Goal
Put every line of the listing, from its first line down to the line containing "decal-callout-label: s46 [504,829,519,838]", into a JSON list of strings with one string per line. Include both ends and leave out blank lines.

Element region listings
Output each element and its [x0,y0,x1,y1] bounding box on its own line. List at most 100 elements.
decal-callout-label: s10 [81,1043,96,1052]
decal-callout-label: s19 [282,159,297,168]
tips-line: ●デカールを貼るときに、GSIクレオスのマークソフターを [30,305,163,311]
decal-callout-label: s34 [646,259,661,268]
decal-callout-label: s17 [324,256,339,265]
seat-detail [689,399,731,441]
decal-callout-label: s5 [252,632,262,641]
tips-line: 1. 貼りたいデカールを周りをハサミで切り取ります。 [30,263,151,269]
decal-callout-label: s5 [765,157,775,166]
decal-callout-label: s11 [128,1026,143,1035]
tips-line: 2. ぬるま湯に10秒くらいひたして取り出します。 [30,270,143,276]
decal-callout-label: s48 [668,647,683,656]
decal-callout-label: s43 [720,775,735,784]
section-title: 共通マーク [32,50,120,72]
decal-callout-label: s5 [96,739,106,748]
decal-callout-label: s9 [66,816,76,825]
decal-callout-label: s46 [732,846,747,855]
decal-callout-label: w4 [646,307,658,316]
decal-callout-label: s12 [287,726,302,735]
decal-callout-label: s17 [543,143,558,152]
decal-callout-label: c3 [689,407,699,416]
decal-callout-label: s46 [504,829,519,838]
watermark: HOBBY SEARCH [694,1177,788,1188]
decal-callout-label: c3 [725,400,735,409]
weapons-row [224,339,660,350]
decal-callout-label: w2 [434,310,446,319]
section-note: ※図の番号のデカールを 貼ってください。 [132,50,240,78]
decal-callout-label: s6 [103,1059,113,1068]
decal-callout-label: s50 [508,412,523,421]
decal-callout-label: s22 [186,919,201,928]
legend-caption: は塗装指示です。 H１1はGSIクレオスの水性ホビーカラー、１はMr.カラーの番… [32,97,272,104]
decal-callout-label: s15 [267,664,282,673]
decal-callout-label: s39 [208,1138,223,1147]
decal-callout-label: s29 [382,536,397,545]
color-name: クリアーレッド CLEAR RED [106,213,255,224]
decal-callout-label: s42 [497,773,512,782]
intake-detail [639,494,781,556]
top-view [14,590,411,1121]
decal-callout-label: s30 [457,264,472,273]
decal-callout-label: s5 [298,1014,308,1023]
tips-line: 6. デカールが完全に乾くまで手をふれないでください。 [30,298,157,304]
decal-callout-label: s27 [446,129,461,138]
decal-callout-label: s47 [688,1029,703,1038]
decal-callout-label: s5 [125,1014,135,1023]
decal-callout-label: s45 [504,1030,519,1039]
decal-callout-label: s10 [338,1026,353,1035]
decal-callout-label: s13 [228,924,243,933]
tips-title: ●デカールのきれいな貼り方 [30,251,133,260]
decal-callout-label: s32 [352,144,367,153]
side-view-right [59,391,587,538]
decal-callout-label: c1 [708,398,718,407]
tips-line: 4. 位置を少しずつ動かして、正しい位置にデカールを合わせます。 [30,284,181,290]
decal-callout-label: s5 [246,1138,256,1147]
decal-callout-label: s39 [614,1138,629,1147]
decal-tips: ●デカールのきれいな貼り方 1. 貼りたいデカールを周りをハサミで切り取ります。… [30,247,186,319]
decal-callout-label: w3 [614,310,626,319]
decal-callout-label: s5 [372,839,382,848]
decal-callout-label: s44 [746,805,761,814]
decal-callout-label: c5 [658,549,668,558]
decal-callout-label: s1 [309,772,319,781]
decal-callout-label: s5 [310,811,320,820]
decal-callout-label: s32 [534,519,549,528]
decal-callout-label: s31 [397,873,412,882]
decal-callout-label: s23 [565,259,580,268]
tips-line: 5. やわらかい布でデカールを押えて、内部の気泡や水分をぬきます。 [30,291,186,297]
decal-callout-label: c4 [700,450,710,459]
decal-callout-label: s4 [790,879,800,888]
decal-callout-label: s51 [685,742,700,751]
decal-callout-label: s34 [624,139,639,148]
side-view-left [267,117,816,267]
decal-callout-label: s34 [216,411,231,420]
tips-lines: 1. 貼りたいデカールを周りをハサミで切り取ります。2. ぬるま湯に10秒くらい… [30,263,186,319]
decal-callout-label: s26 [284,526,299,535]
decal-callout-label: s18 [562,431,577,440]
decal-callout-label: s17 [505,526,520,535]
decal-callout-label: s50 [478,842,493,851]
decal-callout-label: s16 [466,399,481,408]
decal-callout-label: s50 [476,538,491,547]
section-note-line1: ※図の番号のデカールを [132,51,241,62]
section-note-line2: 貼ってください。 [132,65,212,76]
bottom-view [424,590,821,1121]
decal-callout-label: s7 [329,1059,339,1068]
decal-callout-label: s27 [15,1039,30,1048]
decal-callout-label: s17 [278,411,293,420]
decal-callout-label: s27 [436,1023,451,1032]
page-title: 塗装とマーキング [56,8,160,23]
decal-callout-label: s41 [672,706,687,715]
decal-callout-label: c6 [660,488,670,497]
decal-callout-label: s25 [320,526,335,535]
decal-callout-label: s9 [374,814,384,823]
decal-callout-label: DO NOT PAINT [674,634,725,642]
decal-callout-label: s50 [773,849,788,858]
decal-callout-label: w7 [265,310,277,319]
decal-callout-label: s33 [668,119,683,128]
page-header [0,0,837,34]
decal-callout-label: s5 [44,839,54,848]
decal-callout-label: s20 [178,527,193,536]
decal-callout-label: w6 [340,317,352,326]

Task answer
[
  "Output each element and its [x0,y0,x1,y1] bounding box on its own line. List at most 100 elements.",
  "decal-callout-label: s10 [81,1043,96,1052]",
  "decal-callout-label: s19 [282,159,297,168]",
  "tips-line: ●デカールを貼るときに、GSIクレオスのマークソフターを [30,305,163,311]",
  "decal-callout-label: s34 [646,259,661,268]",
  "decal-callout-label: s17 [324,256,339,265]",
  "seat-detail [689,399,731,441]",
  "decal-callout-label: s5 [252,632,262,641]",
  "tips-line: 1. 貼りたいデカールを周りをハサミで切り取ります。 [30,263,151,269]",
  "decal-callout-label: s5 [765,157,775,166]",
  "decal-callout-label: s11 [128,1026,143,1035]",
  "tips-line: 2. ぬるま湯に10秒くらいひたして取り出します。 [30,270,143,276]",
  "decal-callout-label: s48 [668,647,683,656]",
  "decal-callout-label: s43 [720,775,735,784]",
  "section-title: 共通マーク [32,50,120,72]",
  "decal-callout-label: s5 [96,739,106,748]",
  "decal-callout-label: s9 [66,816,76,825]",
  "decal-callout-label: s46 [732,846,747,855]",
  "decal-callout-label: w4 [646,307,658,316]",
  "decal-callout-label: s12 [287,726,302,735]",
  "decal-callout-label: s17 [543,143,558,152]",
  "decal-callout-label: c3 [689,407,699,416]",
  "decal-callout-label: s46 [504,829,519,838]"
]